### Do this
Every record that follows must be duplicated exactly, with images left out.

### Dataset excerpts

=======

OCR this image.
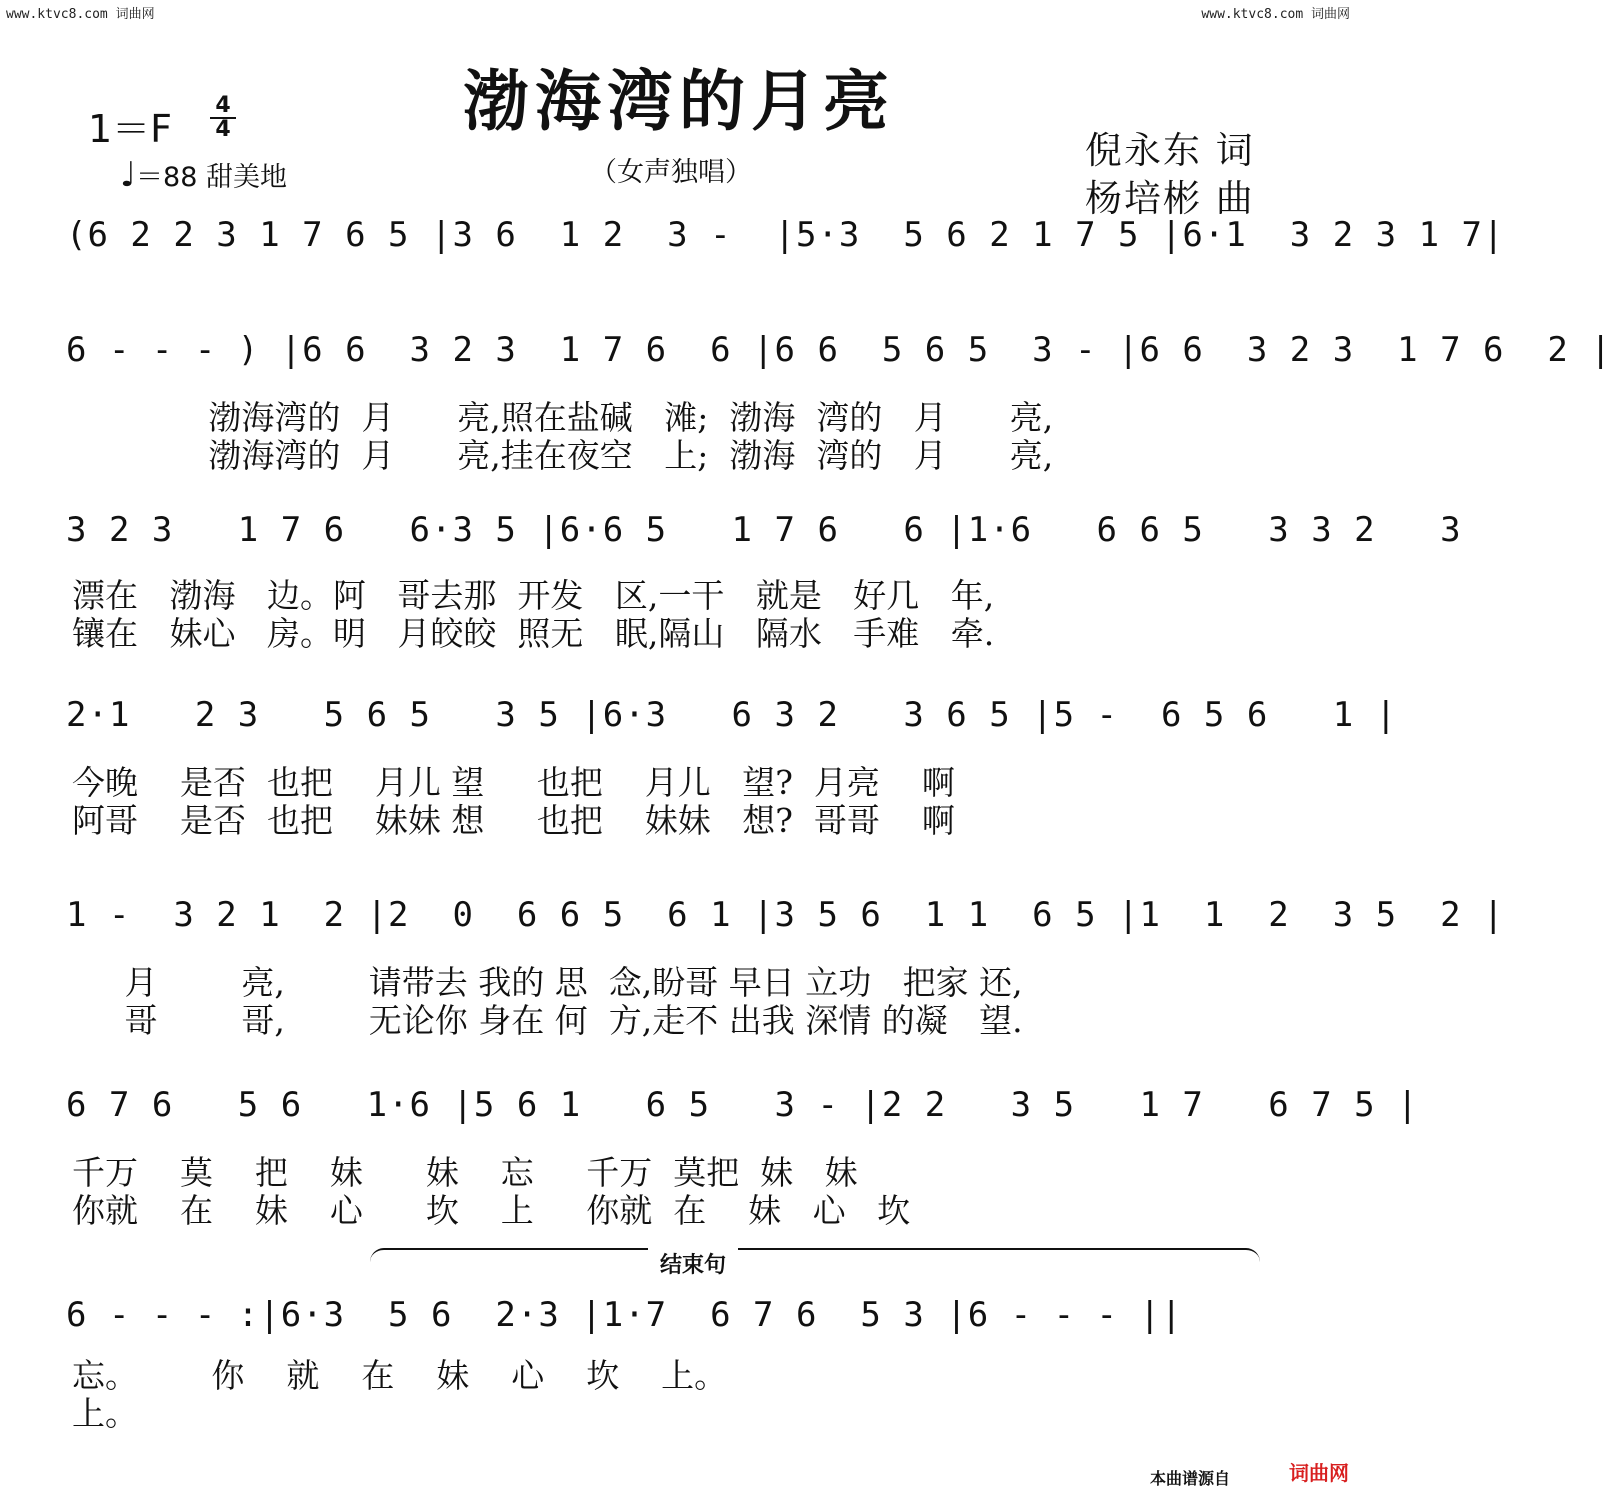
www.ktvc8.com 词曲网	www.ktvc8.com 词曲网
渤海湾的月亮
（女声独唱）
1＝F
4
4
♩＝88 甜美地
倪永东 词
杨培彬 曲
(6 2 2 3 1 7 6 5 |3 6  1 2  3 -  |5·3  5 6 2 1 7 5 |6·1  3 2 3 1 7|
6 - - - ) |6 6  3 2 3  1 7 6  6 |6 6  5 6 5  3 - |6 6  3 2 3  1 7 6  2 |
渤海湾的  月      亮,照在盐碱   滩;  渤海  湾的   月      亮,
渤海湾的  月      亮,挂在夜空   上;  渤海  湾的   月      亮,
3 2 3   1 7 6   6·3 5 |6·6 5   1 7 6   6 |1·6   6 6 5   3 3 2   3
漂在   渤海   边。阿   哥去那  开发   区,一干   就是   好几   年,
镶在   妹心   房。明   月皎皎  照无   眠,隔山   隔水   手难   牵.
2·1   2 3   5 6 5   3 5 |6·3   6 3 2   3 6 5 |5 -  6 5 6   1 |
今晚    是否  也把    月儿 望     也把    月儿   望?  月亮    啊
阿哥    是否  也把    妹妹 想     也把    妹妹   想?  哥哥    啊
1 -  3 2 1  2 |2  0  6 6 5  6 1 |3 5 6  1 1  6 5 |1  1  2  3 5  2 |
月        亮,        请带去 我的 思  念,盼哥 早日 立功   把家 还,
哥        哥,        无论你 身在 何  方,走不 出我 深情 的凝   望.
6 7 6   5 6   1·6 |5 6 1   6 5   3 - |2 2   3 5   1 7   6 7 5 |
千万    莫    把    妹      妹    忘     千万  莫把  妹   妹
你就    在    妹    心      坎    上     你就  在    妹   心   坎
6 - - - :|6·3  5 6  2·3 |1·7  6 7 6  5 3 |6 - - - ||
忘。       你    就    在    妹    心    坎    上。
上。
结束句
本曲谱源自	词曲网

=======

### Answer to the task
OCR this image.
www.ktvc8.com 词曲网	www.ktvc8.com 词曲网
渤海湾的月亮
（女声独唱）
1＝F
4
4
♩＝88 甜美地
倪永东 词
杨培彬 曲
(6 2 2 3 1 7 6 5 |3 6  1 2  3 -  |5·3  5 6 2 1 7 5 |6·1  3 2 3 1 7|
6 - - - ) |6 6  3 2 3  1 7 6  6 |6 6  5 6 5  3 - |6 6  3 2 3  1 7 6  2 |
渤海湾的  月      亮,照在盐碱   滩;  渤海  湾的   月      亮,
渤海湾的  月      亮,挂在夜空   上;  渤海  湾的   月      亮,
3 2 3   1 7 6   6·3 5 |6·6 5   1 7 6   6 |1·6   6 6 5   3 3 2   3
漂在   渤海   边。阿   哥去那  开发   区,一干   就是   好几   年,
镶在   妹心   房。明   月皎皎  照无   眠,隔山   隔水   手难   牵.
2·1   2 3   5 6 5   3 5 |6·3   6 3 2   3 6 5 |5 -  6 5 6   1 |
今晚    是否  也把    月儿 望     也把    月儿   望?  月亮    啊
阿哥    是否  也把    妹妹 想     也把    妹妹   想?  哥哥    啊
1 -  3 2 1  2 |2  0  6 6 5  6 1 |3 5 6  1 1  6 5 |1  1  2  3 5  2 |
月        亮,        请带去 我的 思  念,盼哥 早日 立功   把家 还,
哥        哥,        无论你 身在 何  方,走不 出我 深情 的凝   望.
6 7 6   5 6   1·6 |5 6 1   6 5   3 - |2 2   3 5   1 7   6 7 5 |
千万    莫    把    妹      妹    忘     千万  莫把  妹   妹
你就    在    妹    心      坎    上     你就  在    妹   心   坎
6 - - - :|6·3  5 6  2·3 |1·7  6 7 6  5 3 |6 - - - ||
忘。       你    就    在    妹    心    坎    上。
上。
结束句
本曲谱源自	词曲网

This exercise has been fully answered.